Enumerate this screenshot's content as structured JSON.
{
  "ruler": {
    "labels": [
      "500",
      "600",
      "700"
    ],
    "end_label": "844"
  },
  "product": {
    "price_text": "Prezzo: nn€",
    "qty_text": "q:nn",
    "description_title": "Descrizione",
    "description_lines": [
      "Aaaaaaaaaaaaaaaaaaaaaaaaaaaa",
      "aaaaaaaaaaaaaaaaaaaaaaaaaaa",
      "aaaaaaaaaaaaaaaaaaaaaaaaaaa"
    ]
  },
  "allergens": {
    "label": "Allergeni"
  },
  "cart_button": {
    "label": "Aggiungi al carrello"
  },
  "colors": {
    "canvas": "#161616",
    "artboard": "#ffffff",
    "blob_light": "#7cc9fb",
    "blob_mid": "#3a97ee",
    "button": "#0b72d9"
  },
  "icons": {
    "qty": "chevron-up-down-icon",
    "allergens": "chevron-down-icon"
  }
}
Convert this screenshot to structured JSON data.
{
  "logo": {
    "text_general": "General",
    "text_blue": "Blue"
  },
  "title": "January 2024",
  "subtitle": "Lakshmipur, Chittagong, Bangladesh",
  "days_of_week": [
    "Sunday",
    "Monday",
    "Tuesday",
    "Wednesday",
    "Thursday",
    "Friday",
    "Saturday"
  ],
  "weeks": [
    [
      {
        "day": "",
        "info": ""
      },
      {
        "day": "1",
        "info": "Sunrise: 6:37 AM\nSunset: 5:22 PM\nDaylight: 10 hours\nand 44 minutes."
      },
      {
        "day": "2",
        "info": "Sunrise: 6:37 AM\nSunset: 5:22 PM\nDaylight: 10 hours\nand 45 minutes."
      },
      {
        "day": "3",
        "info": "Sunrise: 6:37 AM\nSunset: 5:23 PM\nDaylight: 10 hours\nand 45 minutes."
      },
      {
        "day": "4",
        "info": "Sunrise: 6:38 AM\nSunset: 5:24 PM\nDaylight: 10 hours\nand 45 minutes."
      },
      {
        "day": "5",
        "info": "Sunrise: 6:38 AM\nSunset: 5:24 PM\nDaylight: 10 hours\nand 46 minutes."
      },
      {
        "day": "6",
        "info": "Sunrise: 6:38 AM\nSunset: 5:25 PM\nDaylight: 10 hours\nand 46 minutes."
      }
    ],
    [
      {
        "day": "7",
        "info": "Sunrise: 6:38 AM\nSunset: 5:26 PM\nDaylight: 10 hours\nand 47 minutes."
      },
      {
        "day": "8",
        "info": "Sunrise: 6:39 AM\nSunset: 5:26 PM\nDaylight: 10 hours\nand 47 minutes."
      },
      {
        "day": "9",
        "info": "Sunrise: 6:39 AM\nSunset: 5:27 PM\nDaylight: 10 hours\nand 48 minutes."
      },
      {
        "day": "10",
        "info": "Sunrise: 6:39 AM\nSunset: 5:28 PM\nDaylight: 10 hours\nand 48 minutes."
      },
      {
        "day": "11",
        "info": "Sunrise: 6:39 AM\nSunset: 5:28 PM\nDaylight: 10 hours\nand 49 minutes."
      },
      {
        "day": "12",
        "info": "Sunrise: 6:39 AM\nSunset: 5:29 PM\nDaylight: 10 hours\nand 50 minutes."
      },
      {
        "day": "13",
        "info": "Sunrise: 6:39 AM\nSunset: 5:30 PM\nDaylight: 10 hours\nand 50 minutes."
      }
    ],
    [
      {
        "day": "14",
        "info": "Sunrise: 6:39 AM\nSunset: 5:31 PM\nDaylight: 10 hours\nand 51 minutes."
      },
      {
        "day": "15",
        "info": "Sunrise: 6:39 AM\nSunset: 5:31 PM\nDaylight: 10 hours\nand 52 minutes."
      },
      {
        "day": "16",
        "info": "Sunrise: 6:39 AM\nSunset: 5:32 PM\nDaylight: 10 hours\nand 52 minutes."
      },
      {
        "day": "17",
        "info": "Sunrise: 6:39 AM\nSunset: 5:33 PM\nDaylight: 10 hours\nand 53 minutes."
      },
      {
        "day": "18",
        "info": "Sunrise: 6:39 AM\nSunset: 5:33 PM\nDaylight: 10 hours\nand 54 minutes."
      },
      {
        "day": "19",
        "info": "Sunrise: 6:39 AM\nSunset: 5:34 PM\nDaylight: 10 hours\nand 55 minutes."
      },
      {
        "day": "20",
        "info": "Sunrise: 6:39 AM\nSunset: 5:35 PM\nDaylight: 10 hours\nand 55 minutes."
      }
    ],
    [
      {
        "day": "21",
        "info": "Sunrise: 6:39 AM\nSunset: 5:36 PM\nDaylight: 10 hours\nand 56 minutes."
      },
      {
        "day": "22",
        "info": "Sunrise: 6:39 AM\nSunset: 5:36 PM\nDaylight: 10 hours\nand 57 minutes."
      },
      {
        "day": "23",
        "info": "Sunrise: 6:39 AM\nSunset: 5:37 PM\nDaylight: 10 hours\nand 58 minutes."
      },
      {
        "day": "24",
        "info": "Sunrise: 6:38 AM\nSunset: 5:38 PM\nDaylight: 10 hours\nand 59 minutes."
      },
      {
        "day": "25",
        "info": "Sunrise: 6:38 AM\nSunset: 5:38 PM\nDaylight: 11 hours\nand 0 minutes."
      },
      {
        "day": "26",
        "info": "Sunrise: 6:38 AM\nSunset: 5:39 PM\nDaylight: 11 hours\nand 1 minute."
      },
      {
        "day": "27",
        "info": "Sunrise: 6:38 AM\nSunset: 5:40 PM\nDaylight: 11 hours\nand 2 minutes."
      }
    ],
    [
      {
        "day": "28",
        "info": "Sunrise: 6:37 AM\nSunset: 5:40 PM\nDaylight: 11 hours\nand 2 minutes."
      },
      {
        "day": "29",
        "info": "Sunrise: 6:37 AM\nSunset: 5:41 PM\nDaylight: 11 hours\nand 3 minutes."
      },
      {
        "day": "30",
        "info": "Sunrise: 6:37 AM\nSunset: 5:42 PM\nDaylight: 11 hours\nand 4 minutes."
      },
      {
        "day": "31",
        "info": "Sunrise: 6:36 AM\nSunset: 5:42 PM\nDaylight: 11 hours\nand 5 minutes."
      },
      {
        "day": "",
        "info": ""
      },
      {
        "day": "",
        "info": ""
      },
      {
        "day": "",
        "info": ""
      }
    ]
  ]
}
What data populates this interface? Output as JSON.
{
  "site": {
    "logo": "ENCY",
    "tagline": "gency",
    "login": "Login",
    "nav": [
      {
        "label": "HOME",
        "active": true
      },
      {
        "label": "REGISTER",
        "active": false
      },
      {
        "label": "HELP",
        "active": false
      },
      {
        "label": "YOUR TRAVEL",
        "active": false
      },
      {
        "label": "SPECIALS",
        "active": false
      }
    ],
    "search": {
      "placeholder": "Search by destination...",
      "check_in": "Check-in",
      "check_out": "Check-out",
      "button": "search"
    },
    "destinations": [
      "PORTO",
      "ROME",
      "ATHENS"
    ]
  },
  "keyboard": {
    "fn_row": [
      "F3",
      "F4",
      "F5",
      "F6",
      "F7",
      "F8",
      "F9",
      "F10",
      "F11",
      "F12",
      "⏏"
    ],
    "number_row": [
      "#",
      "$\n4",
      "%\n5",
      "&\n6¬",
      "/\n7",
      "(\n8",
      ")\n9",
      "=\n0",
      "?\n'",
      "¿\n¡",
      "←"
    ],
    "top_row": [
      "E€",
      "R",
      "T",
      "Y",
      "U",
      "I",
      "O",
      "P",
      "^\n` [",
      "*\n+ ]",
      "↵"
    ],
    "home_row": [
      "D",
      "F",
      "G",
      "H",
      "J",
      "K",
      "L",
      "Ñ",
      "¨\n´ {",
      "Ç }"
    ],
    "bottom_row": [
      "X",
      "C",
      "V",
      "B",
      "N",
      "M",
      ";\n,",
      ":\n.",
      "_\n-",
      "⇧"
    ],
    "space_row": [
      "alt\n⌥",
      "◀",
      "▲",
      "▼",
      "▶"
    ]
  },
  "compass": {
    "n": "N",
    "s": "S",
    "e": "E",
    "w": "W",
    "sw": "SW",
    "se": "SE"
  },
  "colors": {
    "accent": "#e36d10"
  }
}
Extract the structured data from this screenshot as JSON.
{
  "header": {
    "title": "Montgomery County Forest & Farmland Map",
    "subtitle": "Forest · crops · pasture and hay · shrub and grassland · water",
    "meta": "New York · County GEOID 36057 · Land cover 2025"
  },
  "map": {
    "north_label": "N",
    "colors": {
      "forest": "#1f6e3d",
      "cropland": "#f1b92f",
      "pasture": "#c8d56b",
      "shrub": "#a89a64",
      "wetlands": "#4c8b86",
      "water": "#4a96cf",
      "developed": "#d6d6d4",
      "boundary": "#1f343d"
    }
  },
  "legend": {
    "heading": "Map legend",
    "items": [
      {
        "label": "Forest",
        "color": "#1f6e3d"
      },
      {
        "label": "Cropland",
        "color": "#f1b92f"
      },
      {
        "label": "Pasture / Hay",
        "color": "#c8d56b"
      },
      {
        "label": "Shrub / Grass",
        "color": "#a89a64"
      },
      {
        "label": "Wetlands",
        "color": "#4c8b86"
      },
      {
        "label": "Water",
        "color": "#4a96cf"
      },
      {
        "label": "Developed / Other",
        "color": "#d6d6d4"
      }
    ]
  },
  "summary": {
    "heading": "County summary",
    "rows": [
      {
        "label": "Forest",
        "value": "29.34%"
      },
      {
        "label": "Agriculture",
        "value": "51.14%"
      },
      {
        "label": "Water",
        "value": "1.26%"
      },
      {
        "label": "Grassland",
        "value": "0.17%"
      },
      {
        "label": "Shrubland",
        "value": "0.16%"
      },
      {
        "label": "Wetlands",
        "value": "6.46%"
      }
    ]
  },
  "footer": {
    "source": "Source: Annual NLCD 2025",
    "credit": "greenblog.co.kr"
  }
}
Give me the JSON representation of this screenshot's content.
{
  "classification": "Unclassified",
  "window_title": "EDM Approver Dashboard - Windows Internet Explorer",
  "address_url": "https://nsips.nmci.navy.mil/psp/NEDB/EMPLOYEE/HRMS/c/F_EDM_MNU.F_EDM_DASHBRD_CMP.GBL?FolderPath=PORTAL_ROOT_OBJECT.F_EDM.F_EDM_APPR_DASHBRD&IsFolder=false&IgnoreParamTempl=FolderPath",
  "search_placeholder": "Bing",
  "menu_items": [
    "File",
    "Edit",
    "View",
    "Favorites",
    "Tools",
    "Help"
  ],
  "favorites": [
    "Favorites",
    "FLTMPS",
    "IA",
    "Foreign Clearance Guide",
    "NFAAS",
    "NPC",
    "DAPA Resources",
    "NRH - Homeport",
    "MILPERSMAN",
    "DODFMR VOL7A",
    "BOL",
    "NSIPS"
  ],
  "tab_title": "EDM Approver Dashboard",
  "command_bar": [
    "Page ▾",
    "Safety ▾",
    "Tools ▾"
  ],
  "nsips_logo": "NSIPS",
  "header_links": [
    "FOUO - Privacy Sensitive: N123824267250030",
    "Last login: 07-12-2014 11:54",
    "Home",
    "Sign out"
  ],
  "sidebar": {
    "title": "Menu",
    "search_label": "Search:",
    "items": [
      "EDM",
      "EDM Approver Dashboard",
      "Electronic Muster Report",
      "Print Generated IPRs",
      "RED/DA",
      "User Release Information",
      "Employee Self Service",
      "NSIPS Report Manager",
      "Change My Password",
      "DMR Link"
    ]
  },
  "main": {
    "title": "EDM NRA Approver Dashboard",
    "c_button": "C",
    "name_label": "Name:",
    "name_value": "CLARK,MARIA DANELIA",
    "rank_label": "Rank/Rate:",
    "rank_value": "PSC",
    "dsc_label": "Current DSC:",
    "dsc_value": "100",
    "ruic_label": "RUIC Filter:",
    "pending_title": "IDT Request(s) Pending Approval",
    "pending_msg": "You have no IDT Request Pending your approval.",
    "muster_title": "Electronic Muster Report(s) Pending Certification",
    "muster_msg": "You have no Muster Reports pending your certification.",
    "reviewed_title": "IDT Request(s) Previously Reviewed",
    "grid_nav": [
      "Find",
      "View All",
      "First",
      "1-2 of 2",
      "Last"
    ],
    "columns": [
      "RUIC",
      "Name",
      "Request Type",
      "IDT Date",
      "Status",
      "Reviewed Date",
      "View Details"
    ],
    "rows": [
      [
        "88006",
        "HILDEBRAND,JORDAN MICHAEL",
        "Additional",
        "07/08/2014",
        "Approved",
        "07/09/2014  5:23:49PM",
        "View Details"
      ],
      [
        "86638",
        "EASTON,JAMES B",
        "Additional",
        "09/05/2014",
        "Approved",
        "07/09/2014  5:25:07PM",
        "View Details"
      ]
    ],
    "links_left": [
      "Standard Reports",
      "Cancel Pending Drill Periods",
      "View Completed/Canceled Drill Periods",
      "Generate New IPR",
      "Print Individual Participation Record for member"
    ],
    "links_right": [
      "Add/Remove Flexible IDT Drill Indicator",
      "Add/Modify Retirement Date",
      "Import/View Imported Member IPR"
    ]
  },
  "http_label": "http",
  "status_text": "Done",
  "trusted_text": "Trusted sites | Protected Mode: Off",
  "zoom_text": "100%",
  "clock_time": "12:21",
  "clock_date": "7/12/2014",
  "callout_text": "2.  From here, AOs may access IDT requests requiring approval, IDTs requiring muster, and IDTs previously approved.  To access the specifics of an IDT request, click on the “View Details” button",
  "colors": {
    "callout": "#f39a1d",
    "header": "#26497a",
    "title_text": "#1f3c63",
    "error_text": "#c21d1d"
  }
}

- DESCRIPTION OF THE TASK -
Work out the number of lines above that include the string "Check" and write only that number.

- SOLVED EXERCISE -
2